WORK INSTRUCTIONS: Restate the records in their entirety, word for word.

Stored entries:
↓
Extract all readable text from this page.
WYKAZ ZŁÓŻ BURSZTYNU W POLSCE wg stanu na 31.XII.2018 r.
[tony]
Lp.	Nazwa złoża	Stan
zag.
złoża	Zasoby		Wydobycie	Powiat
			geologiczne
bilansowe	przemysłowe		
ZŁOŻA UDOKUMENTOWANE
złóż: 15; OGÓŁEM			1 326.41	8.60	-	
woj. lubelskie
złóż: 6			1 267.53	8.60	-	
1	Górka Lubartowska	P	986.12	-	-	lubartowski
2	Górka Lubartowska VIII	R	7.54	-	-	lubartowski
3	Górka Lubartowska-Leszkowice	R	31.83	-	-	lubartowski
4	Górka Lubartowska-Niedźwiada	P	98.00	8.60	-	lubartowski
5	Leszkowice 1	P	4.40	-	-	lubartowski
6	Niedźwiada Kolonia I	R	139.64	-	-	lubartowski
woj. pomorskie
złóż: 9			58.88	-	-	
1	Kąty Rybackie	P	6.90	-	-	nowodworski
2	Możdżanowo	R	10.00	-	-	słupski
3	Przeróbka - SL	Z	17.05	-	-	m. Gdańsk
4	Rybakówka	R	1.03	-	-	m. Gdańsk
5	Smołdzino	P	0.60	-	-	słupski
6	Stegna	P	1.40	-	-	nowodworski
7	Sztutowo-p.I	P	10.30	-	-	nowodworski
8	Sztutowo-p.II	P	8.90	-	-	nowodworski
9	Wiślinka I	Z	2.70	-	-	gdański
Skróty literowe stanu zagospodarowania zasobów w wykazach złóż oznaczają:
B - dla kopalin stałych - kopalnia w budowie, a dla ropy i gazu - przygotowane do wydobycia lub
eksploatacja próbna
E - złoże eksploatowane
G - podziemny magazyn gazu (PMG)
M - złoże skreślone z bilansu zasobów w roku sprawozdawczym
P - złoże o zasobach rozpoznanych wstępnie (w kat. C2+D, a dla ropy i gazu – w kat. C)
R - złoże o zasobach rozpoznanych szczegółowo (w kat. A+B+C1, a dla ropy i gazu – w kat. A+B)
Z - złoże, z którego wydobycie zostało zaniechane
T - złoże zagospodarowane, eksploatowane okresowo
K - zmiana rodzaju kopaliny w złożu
↑
ANSWER TO THE TASK:
Extract all readable text from this page.
WYKAZ ZŁÓŻ BURSZTYNU W POLSCE wg stanu na 31.XII.2018 r.
[tony]
Lp.	Nazwa złoża	Stan
zag.
złoża	Zasoby		Wydobycie	Powiat
			geologiczne
bilansowe	przemysłowe		
ZŁOŻA UDOKUMENTOWANE
złóż: 15; OGÓŁEM			1 326.41	8.60	-	
woj. lubelskie
złóż: 6			1 267.53	8.60	-	
1	Górka Lubartowska	P	986.12	-	-	lubartowski
2	Górka Lubartowska VIII	R	7.54	-	-	lubartowski
3	Górka Lubartowska-Leszkowice	R	31.83	-	-	lubartowski
4	Górka Lubartowska-Niedźwiada	P	98.00	8.60	-	lubartowski
5	Leszkowice 1	P	4.40	-	-	lubartowski
6	Niedźwiada Kolonia I	R	139.64	-	-	lubartowski
woj. pomorskie
złóż: 9			58.88	-	-	
1	Kąty Rybackie	P	6.90	-	-	nowodworski
2	Możdżanowo	R	10.00	-	-	słupski
3	Przeróbka - SL	Z	17.05	-	-	m. Gdańsk
4	Rybakówka	R	1.03	-	-	m. Gdańsk
5	Smołdzino	P	0.60	-	-	słupski
6	Stegna	P	1.40	-	-	nowodworski
7	Sztutowo-p.I	P	10.30	-	-	nowodworski
8	Sztutowo-p.II	P	8.90	-	-	nowodworski
9	Wiślinka I	Z	2.70	-	-	gdański
Skróty literowe stanu zagospodarowania zasobów w wykazach złóż oznaczają:
B - dla kopalin stałych - kopalnia w budowie, a dla ropy i gazu - przygotowane do wydobycia lub
eksploatacja próbna
E - złoże eksploatowane
G - podziemny magazyn gazu (PMG)
M - złoże skreślone z bilansu zasobów w roku sprawozdawczym
P - złoże o zasobach rozpoznanych wstępnie (w kat. C2+D, a dla ropy i gazu – w kat. C)
R - złoże o zasobach rozpoznanych szczegółowo (w kat. A+B+C1, a dla ropy i gazu – w kat. A+B)
Z - złoże, z którego wydobycie zostało zaniechane
T - złoże zagospodarowane, eksploatowane okresowo
K - zmiana rodzaju kopaliny w złożu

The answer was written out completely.